--- THE TASK ---
Take each line that has the word "measurement" and return it.

--- DATASET RECORDS ---
+ + + + +
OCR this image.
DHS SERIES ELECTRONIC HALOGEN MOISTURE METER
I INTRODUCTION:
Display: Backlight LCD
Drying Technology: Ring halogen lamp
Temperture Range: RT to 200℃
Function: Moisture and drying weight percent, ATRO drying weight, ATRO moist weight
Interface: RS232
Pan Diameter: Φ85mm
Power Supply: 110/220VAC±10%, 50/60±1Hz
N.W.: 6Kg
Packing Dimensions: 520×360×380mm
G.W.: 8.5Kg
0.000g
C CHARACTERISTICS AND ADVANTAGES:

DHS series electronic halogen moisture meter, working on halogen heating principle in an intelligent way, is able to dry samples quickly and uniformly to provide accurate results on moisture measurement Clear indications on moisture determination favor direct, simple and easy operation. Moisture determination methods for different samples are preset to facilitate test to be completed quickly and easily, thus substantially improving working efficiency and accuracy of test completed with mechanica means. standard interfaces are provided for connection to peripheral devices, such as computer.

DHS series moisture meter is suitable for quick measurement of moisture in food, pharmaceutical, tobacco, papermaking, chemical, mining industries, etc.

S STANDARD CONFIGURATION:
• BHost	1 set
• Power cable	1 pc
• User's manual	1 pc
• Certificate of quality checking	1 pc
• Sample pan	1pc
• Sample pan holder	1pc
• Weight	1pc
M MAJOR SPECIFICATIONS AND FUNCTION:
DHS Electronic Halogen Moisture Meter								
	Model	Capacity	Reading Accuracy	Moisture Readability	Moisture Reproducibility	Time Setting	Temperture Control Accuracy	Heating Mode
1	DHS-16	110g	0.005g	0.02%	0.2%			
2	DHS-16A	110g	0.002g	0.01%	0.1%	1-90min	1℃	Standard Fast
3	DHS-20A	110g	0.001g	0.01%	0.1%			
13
+ + + + +
--- REPLY ---
DHS series electronic halogen moisture meter, working on halogen heating principle in an intelligent way, is able to dry samples quickly and uniformly to provide accurate results on moisture measurement Clear indications on moisture determination favor direct, simple and easy operation. Moisture determination methods for different samples are preset to facilitate test to be completed quickly and easily, thus substantially improving working efficiency and accuracy of test completed with mechanica means. standard interfaces are provided for connection to peripheral devices, such as computer.
DHS series moisture meter is suitable for quick measurement of moisture in food, pharmaceutical, tobacco, papermaking, chemical, mining industries, etc.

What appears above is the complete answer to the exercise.